GOAL >> Copy out all lines that hold "ADVISORS".

PROVIDED DATA >>
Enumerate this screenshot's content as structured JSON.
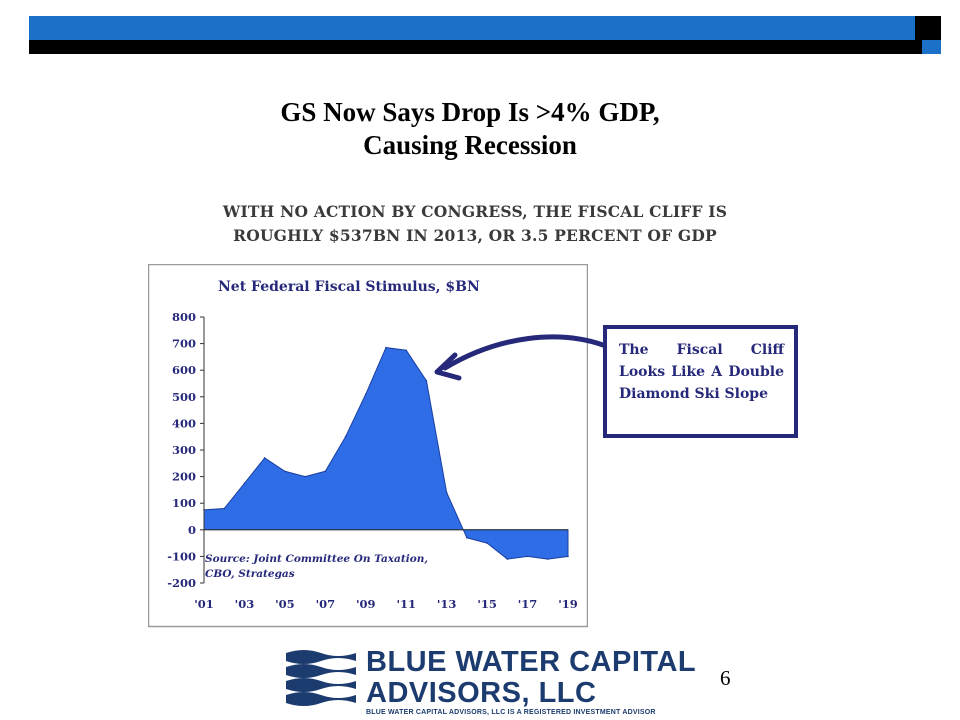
{
  "slide": {
    "title_line1": "GS Now Says Drop Is >4% GDP,",
    "title_line2": "Causing Recession",
    "headline_line1": "WITH NO ACTION BY CONGRESS, THE FISCAL CLIFF IS",
    "headline_line2": "ROUGHLY $537BN IN 2013, OR 3.5 PERCENT OF GDP",
    "callout": "The Fiscal Cliff Looks Like A Double Diamond Ski Slope",
    "page_number": "6"
  },
  "logo": {
    "line1": "BLUE WATER CAPITAL",
    "line2": "ADVISORS, LLC",
    "tagline": "BLUE WATER CAPITAL ADVISORS, LLC IS A REGISTERED INVESTMENT ADVISOR"
  },
  "colors": {
    "bar_blue": "#1b70c8",
    "area_fill": "#2f6de6",
    "callout_border": "#26297a",
    "logo_blue": "#1c3b6e"
  },
  "chart_data": {
    "type": "area",
    "title": "Net Federal Fiscal Stimulus, $BN",
    "x": [
      2001,
      2002,
      2003,
      2004,
      2005,
      2006,
      2007,
      2008,
      2009,
      2010,
      2011,
      2012,
      2013,
      2014,
      2015,
      2016,
      2017,
      2018,
      2019
    ],
    "values": [
      75,
      80,
      175,
      270,
      220,
      200,
      220,
      350,
      510,
      685,
      675,
      560,
      140,
      -30,
      -50,
      -110,
      -100,
      -110,
      -100
    ],
    "ylim": [
      -200,
      800
    ],
    "yticks": [
      800,
      700,
      600,
      500,
      400,
      300,
      200,
      100,
      0,
      -100,
      -200
    ],
    "xtick_labels": [
      "'01",
      "'03",
      "'05",
      "'07",
      "'09",
      "'11",
      "'13",
      "'15",
      "'17",
      "'19"
    ],
    "source_line1": "Source: Joint Committee On Taxation,",
    "source_line2": "CBO, Strategas",
    "grid": false,
    "legend": "none"
  }
}
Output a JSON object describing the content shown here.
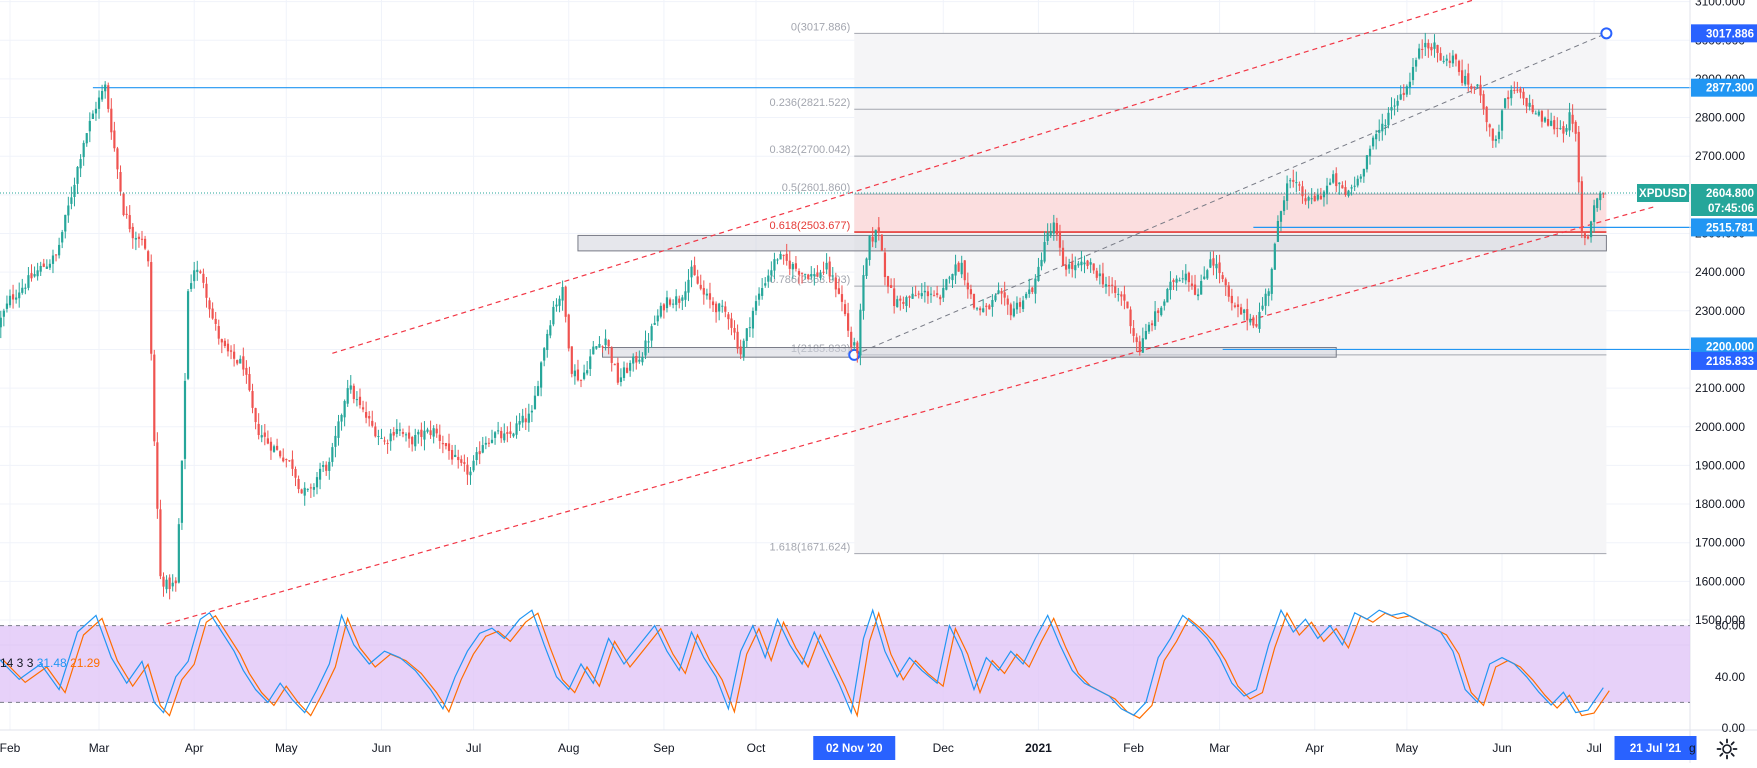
{
  "chart_data": {
    "type": "candlestick",
    "symbol": "XPDUSD",
    "last_price": "2604.800",
    "countdown": "07:45:06",
    "y_axis": {
      "range": [
        1450,
        3110
      ],
      "ticks": [
        "1500.000",
        "1600.000",
        "1700.000",
        "1800.000",
        "1900.000",
        "2000.000",
        "2100.000",
        "2200.000",
        "2300.000",
        "2400.000",
        "2500.000",
        "2600.000",
        "2700.000",
        "2800.000",
        "2900.000",
        "3000.000",
        "3100.000"
      ],
      "tick_values": [
        1500,
        1600,
        1700,
        1800,
        1900,
        2000,
        2100,
        2200,
        2300,
        2400,
        2500,
        2600,
        2700,
        2800,
        2900,
        3000,
        3100
      ]
    },
    "x_axis": {
      "labels": [
        {
          "text": "Feb",
          "day": 0
        },
        {
          "text": "Mar",
          "day": 29
        },
        {
          "text": "Apr",
          "day": 60
        },
        {
          "text": "May",
          "day": 90
        },
        {
          "text": "Jun",
          "day": 121
        },
        {
          "text": "Jul",
          "day": 151
        },
        {
          "text": "Aug",
          "day": 182
        },
        {
          "text": "Sep",
          "day": 213
        },
        {
          "text": "Oct",
          "day": 243
        },
        {
          "text": "Dec",
          "day": 304
        },
        {
          "text": "2021",
          "day": 335,
          "bold": true
        },
        {
          "text": "Feb",
          "day": 366
        },
        {
          "text": "Mar",
          "day": 394
        },
        {
          "text": "Apr",
          "day": 425
        },
        {
          "text": "May",
          "day": 455
        },
        {
          "text": "Jun",
          "day": 486
        },
        {
          "text": "Jul",
          "day": 516
        }
      ],
      "highlights": [
        {
          "text": "02 Nov '20",
          "day": 275
        },
        {
          "text": "21 Jul '21",
          "day": 536
        },
        {
          "text": "g",
          "day": 548
        }
      ]
    },
    "price_path": [
      [
        -4,
        2260
      ],
      [
        0,
        2330
      ],
      [
        5,
        2370
      ],
      [
        10,
        2410
      ],
      [
        15,
        2440
      ],
      [
        20,
        2600
      ],
      [
        24,
        2740
      ],
      [
        28,
        2830
      ],
      [
        31,
        2880
      ],
      [
        34,
        2720
      ],
      [
        37,
        2560
      ],
      [
        40,
        2500
      ],
      [
        43,
        2490
      ],
      [
        45,
        2420
      ],
      [
        47,
        1960
      ],
      [
        49,
        1610
      ],
      [
        51,
        1590
      ],
      [
        54,
        1590
      ],
      [
        56,
        1900
      ],
      [
        58,
        2350
      ],
      [
        60,
        2410
      ],
      [
        63,
        2380
      ],
      [
        66,
        2280
      ],
      [
        69,
        2210
      ],
      [
        72,
        2180
      ],
      [
        76,
        2160
      ],
      [
        80,
        2000
      ],
      [
        84,
        1960
      ],
      [
        88,
        1930
      ],
      [
        92,
        1900
      ],
      [
        95,
        1830
      ],
      [
        98,
        1830
      ],
      [
        101,
        1890
      ],
      [
        104,
        1900
      ],
      [
        107,
        2000
      ],
      [
        110,
        2110
      ],
      [
        114,
        2050
      ],
      [
        118,
        2000
      ],
      [
        122,
        1960
      ],
      [
        126,
        2000
      ],
      [
        130,
        1960
      ],
      [
        134,
        1980
      ],
      [
        138,
        1990
      ],
      [
        142,
        1950
      ],
      [
        146,
        1900
      ],
      [
        150,
        1880
      ],
      [
        154,
        1960
      ],
      [
        158,
        1980
      ],
      [
        162,
        1970
      ],
      [
        166,
        2010
      ],
      [
        170,
        2030
      ],
      [
        174,
        2210
      ],
      [
        177,
        2310
      ],
      [
        180,
        2350
      ],
      [
        183,
        2150
      ],
      [
        186,
        2120
      ],
      [
        190,
        2200
      ],
      [
        194,
        2230
      ],
      [
        198,
        2120
      ],
      [
        202,
        2160
      ],
      [
        206,
        2190
      ],
      [
        210,
        2270
      ],
      [
        214,
        2330
      ],
      [
        218,
        2330
      ],
      [
        222,
        2400
      ],
      [
        226,
        2340
      ],
      [
        230,
        2310
      ],
      [
        234,
        2290
      ],
      [
        238,
        2190
      ],
      [
        242,
        2300
      ],
      [
        246,
        2380
      ],
      [
        250,
        2440
      ],
      [
        254,
        2420
      ],
      [
        258,
        2400
      ],
      [
        262,
        2390
      ],
      [
        266,
        2410
      ],
      [
        270,
        2350
      ],
      [
        272,
        2290
      ],
      [
        274,
        2210
      ],
      [
        276,
        2200
      ],
      [
        278,
        2380
      ],
      [
        280,
        2480
      ],
      [
        283,
        2510
      ],
      [
        285,
        2400
      ],
      [
        288,
        2320
      ],
      [
        292,
        2330
      ],
      [
        296,
        2340
      ],
      [
        300,
        2350
      ],
      [
        303,
        2320
      ],
      [
        306,
        2400
      ],
      [
        310,
        2420
      ],
      [
        314,
        2310
      ],
      [
        318,
        2300
      ],
      [
        322,
        2340
      ],
      [
        326,
        2300
      ],
      [
        330,
        2330
      ],
      [
        334,
        2370
      ],
      [
        337,
        2480
      ],
      [
        340,
        2520
      ],
      [
        343,
        2420
      ],
      [
        347,
        2410
      ],
      [
        351,
        2420
      ],
      [
        355,
        2390
      ],
      [
        359,
        2350
      ],
      [
        363,
        2330
      ],
      [
        366,
        2240
      ],
      [
        368,
        2200
      ],
      [
        371,
        2260
      ],
      [
        375,
        2310
      ],
      [
        379,
        2380
      ],
      [
        383,
        2400
      ],
      [
        387,
        2340
      ],
      [
        391,
        2440
      ],
      [
        394,
        2400
      ],
      [
        398,
        2310
      ],
      [
        402,
        2290
      ],
      [
        406,
        2270
      ],
      [
        410,
        2360
      ],
      [
        413,
        2520
      ],
      [
        416,
        2640
      ],
      [
        419,
        2620
      ],
      [
        423,
        2580
      ],
      [
        427,
        2600
      ],
      [
        431,
        2640
      ],
      [
        435,
        2600
      ],
      [
        439,
        2640
      ],
      [
        443,
        2720
      ],
      [
        447,
        2780
      ],
      [
        451,
        2840
      ],
      [
        455,
        2880
      ],
      [
        458,
        2950
      ],
      [
        461,
        3000
      ],
      [
        464,
        2980
      ],
      [
        467,
        2940
      ],
      [
        470,
        2960
      ],
      [
        473,
        2900
      ],
      [
        476,
        2880
      ],
      [
        479,
        2870
      ],
      [
        482,
        2760
      ],
      [
        484,
        2740
      ],
      [
        487,
        2840
      ],
      [
        490,
        2870
      ],
      [
        494,
        2840
      ],
      [
        497,
        2810
      ],
      [
        500,
        2790
      ],
      [
        503,
        2780
      ],
      [
        506,
        2770
      ],
      [
        508,
        2800
      ],
      [
        510,
        2750
      ],
      [
        512,
        2500
      ],
      [
        514,
        2490
      ],
      [
        516,
        2580
      ],
      [
        518,
        2600
      ],
      [
        519,
        2604.8
      ]
    ],
    "fibonacci": [
      {
        "ratio": "0",
        "price": "3017.886",
        "value": 3017.886,
        "label": "0(3017.886)",
        "color": "#a3a6af"
      },
      {
        "ratio": "0.236",
        "price": "2821.522",
        "value": 2821.522,
        "label": "0.236(2821.522)",
        "color": "#a3a6af"
      },
      {
        "ratio": "0.382",
        "price": "2700.042",
        "value": 2700.042,
        "label": "0.382(2700.042)",
        "color": "#a3a6af"
      },
      {
        "ratio": "0.5",
        "price": "2601.860",
        "value": 2601.86,
        "label": "0.5(2601.860)",
        "color": "#a3a6af"
      },
      {
        "ratio": "0.618",
        "price": "2503.677",
        "value": 2503.677,
        "label": "0.618(2503.677)",
        "color": "#e53935"
      },
      {
        "ratio": "0.786",
        "price": "2363.903",
        "value": 2363.903,
        "label": "0.786(2363.903)",
        "color": "#a3a6af"
      },
      {
        "ratio": "1",
        "price": "2185.833",
        "value": 2185.833,
        "label": "1(2185.833)",
        "color": "#a3a6af"
      },
      {
        "ratio": "1.618",
        "price": "1671.624",
        "value": 1671.624,
        "label": "1.618(1671.624)",
        "color": "#a3a6af"
      }
    ],
    "fib_day_range": [
      275,
      520
    ],
    "highlight_zone": {
      "from": 2503.677,
      "to": 2601.86,
      "day_range": [
        275,
        520
      ]
    },
    "support_zones": [
      {
        "day_range": [
          185,
          520
        ],
        "from": 2455,
        "to": 2495
      },
      {
        "day_range": [
          193,
          432
        ],
        "from": 2180,
        "to": 2205
      }
    ],
    "horizontal_lines": [
      {
        "value": 2877.3,
        "start_day": 27
      },
      {
        "value": 2200.0,
        "start_day": 395
      },
      {
        "value": 2515.781,
        "start_day": 405
      }
    ],
    "channel": {
      "lower": {
        "p1": [
          51,
          1490
        ],
        "p2": [
          536,
          2570
        ]
      },
      "upper": {
        "p1": [
          105,
          2190
        ],
        "p2": [
          479,
          3110
        ]
      },
      "mid": {
        "p1": [
          275,
          2185.833
        ],
        "p2": [
          520,
          3017.886
        ]
      }
    },
    "price_tags": [
      {
        "text": "3017.886",
        "value": 3017.886,
        "bg": "#2962ff"
      },
      {
        "text": "2877.300",
        "value": 2877.3,
        "bg": "#2196f3"
      },
      {
        "text": "2515.781",
        "value": 2515.781,
        "bg": "#2196f3"
      },
      {
        "text": "2200.000",
        "value": 2200.0,
        "bg": "#2196f3"
      },
      {
        "text": "2185.833",
        "value": 2185.833,
        "bg": "#2962ff"
      }
    ],
    "stochastic": {
      "legend": {
        "params": "14 3 3",
        "k": "31.48",
        "d": "21.29"
      },
      "ticks": [
        "80.00",
        "40.00",
        "0.00"
      ],
      "tick_values": [
        80,
        40,
        0
      ],
      "bands": [
        20,
        80
      ],
      "k_path": [
        [
          -4,
          55
        ],
        [
          3,
          38
        ],
        [
          10,
          50
        ],
        [
          16,
          30
        ],
        [
          22,
          75
        ],
        [
          28,
          88
        ],
        [
          33,
          55
        ],
        [
          38,
          35
        ],
        [
          43,
          52
        ],
        [
          47,
          20
        ],
        [
          50,
          12
        ],
        [
          54,
          40
        ],
        [
          58,
          52
        ],
        [
          62,
          85
        ],
        [
          65,
          90
        ],
        [
          69,
          75
        ],
        [
          73,
          60
        ],
        [
          76,
          45
        ],
        [
          80,
          30
        ],
        [
          84,
          20
        ],
        [
          88,
          35
        ],
        [
          92,
          22
        ],
        [
          96,
          12
        ],
        [
          100,
          30
        ],
        [
          104,
          50
        ],
        [
          108,
          88
        ],
        [
          112,
          65
        ],
        [
          117,
          50
        ],
        [
          122,
          60
        ],
        [
          127,
          55
        ],
        [
          132,
          45
        ],
        [
          137,
          30
        ],
        [
          141,
          15
        ],
        [
          145,
          40
        ],
        [
          149,
          60
        ],
        [
          153,
          74
        ],
        [
          157,
          78
        ],
        [
          161,
          70
        ],
        [
          166,
          85
        ],
        [
          170,
          92
        ],
        [
          174,
          65
        ],
        [
          178,
          40
        ],
        [
          182,
          30
        ],
        [
          186,
          50
        ],
        [
          190,
          35
        ],
        [
          195,
          70
        ],
        [
          200,
          50
        ],
        [
          205,
          65
        ],
        [
          210,
          80
        ],
        [
          214,
          60
        ],
        [
          218,
          45
        ],
        [
          222,
          75
        ],
        [
          226,
          55
        ],
        [
          230,
          40
        ],
        [
          234,
          15
        ],
        [
          238,
          60
        ],
        [
          242,
          80
        ],
        [
          246,
          55
        ],
        [
          250,
          85
        ],
        [
          254,
          65
        ],
        [
          258,
          50
        ],
        [
          262,
          75
        ],
        [
          266,
          55
        ],
        [
          270,
          35
        ],
        [
          274,
          12
        ],
        [
          278,
          70
        ],
        [
          281,
          92
        ],
        [
          285,
          60
        ],
        [
          289,
          40
        ],
        [
          293,
          55
        ],
        [
          297,
          45
        ],
        [
          302,
          35
        ],
        [
          306,
          80
        ],
        [
          310,
          60
        ],
        [
          314,
          30
        ],
        [
          318,
          55
        ],
        [
          322,
          45
        ],
        [
          326,
          60
        ],
        [
          330,
          50
        ],
        [
          334,
          70
        ],
        [
          338,
          88
        ],
        [
          342,
          65
        ],
        [
          346,
          45
        ],
        [
          350,
          35
        ],
        [
          354,
          30
        ],
        [
          358,
          25
        ],
        [
          362,
          15
        ],
        [
          366,
          10
        ],
        [
          370,
          20
        ],
        [
          374,
          55
        ],
        [
          378,
          70
        ],
        [
          382,
          88
        ],
        [
          386,
          80
        ],
        [
          390,
          70
        ],
        [
          394,
          55
        ],
        [
          398,
          35
        ],
        [
          402,
          25
        ],
        [
          406,
          30
        ],
        [
          410,
          65
        ],
        [
          414,
          92
        ],
        [
          418,
          75
        ],
        [
          422,
          85
        ],
        [
          426,
          70
        ],
        [
          430,
          80
        ],
        [
          434,
          65
        ],
        [
          438,
          90
        ],
        [
          442,
          85
        ],
        [
          446,
          92
        ],
        [
          450,
          88
        ],
        [
          454,
          90
        ],
        [
          458,
          85
        ],
        [
          462,
          80
        ],
        [
          466,
          75
        ],
        [
          470,
          60
        ],
        [
          474,
          30
        ],
        [
          478,
          20
        ],
        [
          482,
          50
        ],
        [
          486,
          55
        ],
        [
          490,
          50
        ],
        [
          494,
          40
        ],
        [
          498,
          28
        ],
        [
          502,
          18
        ],
        [
          506,
          28
        ],
        [
          510,
          12
        ],
        [
          514,
          14
        ],
        [
          519,
          31.48
        ]
      ]
    }
  }
}
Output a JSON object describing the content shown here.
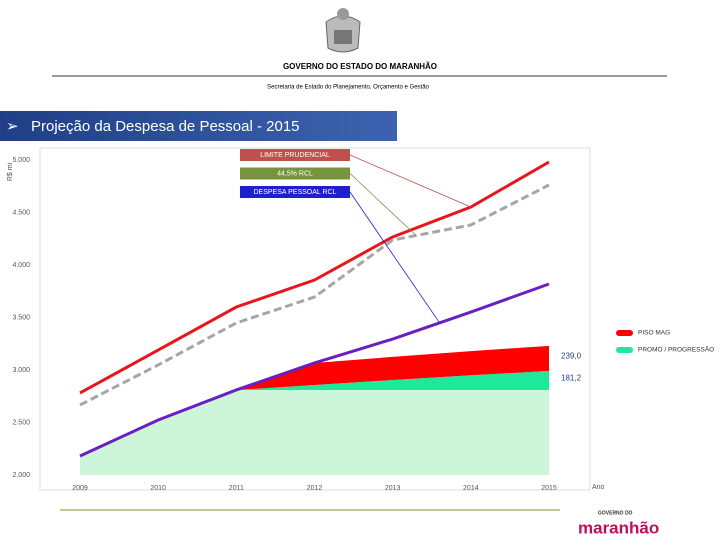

WRITTEN ANSWER >>
    "line2": "ADVISORS, LLC",
    "tagline": "BLUE WATER CAPITAL ADVISORS, LLC IS A REGISTERED INVESTMENT ADVISOR"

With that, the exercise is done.